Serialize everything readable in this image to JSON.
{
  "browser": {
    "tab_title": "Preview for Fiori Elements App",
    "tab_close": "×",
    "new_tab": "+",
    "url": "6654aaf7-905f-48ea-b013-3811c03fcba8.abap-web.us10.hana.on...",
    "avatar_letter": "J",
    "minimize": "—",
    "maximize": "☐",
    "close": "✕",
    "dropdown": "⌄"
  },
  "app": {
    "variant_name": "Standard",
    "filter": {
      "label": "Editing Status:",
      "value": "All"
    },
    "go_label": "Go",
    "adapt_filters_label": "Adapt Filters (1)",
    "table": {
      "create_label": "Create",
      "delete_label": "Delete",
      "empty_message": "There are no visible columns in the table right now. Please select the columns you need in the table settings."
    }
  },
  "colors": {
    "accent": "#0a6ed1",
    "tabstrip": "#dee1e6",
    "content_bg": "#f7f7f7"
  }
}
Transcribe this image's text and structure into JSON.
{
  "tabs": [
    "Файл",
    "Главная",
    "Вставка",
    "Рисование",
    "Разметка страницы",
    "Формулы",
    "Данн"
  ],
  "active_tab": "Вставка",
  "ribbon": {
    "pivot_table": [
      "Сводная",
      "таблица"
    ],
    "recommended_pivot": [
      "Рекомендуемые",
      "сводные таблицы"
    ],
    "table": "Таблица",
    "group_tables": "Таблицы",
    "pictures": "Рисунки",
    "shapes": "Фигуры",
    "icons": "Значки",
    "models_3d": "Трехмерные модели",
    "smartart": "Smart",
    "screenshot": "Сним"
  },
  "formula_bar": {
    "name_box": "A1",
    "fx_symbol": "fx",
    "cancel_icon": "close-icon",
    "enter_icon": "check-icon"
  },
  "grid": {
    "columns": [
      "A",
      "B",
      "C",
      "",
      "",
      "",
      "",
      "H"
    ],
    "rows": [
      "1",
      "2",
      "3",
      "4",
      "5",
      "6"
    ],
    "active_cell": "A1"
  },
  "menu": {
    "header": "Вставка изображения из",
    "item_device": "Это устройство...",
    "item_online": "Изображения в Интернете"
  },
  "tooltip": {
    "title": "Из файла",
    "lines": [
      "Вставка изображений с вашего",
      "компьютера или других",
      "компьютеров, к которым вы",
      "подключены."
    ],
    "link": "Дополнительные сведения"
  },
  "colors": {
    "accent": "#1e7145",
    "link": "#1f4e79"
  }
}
^^^^
Exercise details: Write the whole listing out again. Keep every line exactly as it is.

Answer to the task:
Serialize everything readable in this image to JSON.
{
  "browser": {
    "tab_title": "Preview for Fiori Elements App",
    "tab_close": "×",
    "new_tab": "+",
    "url": "6654aaf7-905f-48ea-b013-3811c03fcba8.abap-web.us10.hana.on...",
    "avatar_letter": "J",
    "minimize": "—",
    "maximize": "☐",
    "close": "✕",
    "dropdown": "⌄"
  },
  "app": {
    "variant_name": "Standard",
    "filter": {
      "label": "Editing Status:",
      "value": "All"
    },
    "go_label": "Go",
    "adapt_filters_label": "Adapt Filters (1)",
    "table": {
      "create_label": "Create",
      "delete_label": "Delete",
      "empty_message": "There are no visible columns in the table right now. Please select the columns you need in the table settings."
    }
  },
  "colors": {
    "accent": "#0a6ed1",
    "tabstrip": "#dee1e6",
    "content_bg": "#f7f7f7"
  }
}
Transcribe this image's text and structure into JSON.
{
  "tabs": [
    "Файл",
    "Главная",
    "Вставка",
    "Рисование",
    "Разметка страницы",
    "Формулы",
    "Данн"
  ],
  "active_tab": "Вставка",
  "ribbon": {
    "pivot_table": [
      "Сводная",
      "таблица"
    ],
    "recommended_pivot": [
      "Рекомендуемые",
      "сводные таблицы"
    ],
    "table": "Таблица",
    "group_tables": "Таблицы",
    "pictures": "Рисунки",
    "shapes": "Фигуры",
    "icons": "Значки",
    "models_3d": "Трехмерные модели",
    "smartart": "Smart",
    "screenshot": "Сним"
  },
  "formula_bar": {
    "name_box": "A1",
    "fx_symbol": "fx",
    "cancel_icon": "close-icon",
    "enter_icon": "check-icon"
  },
  "grid": {
    "columns": [
      "A",
      "B",
      "C",
      "",
      "",
      "",
      "",
      "H"
    ],
    "rows": [
      "1",
      "2",
      "3",
      "4",
      "5",
      "6"
    ],
    "active_cell": "A1"
  },
  "menu": {
    "header": "Вставка изображения из",
    "item_device": "Это устройство...",
    "item_online": "Изображения в Интернете"
  },
  "tooltip": {
    "title": "Из файла",
    "lines": [
      "Вставка изображений с вашего",
      "компьютера или других",
      "компьютеров, к которым вы",
      "подключены."
    ],
    "link": "Дополнительные сведения"
  },
  "colors": {
    "accent": "#1e7145",
    "link": "#1f4e79"
  }
}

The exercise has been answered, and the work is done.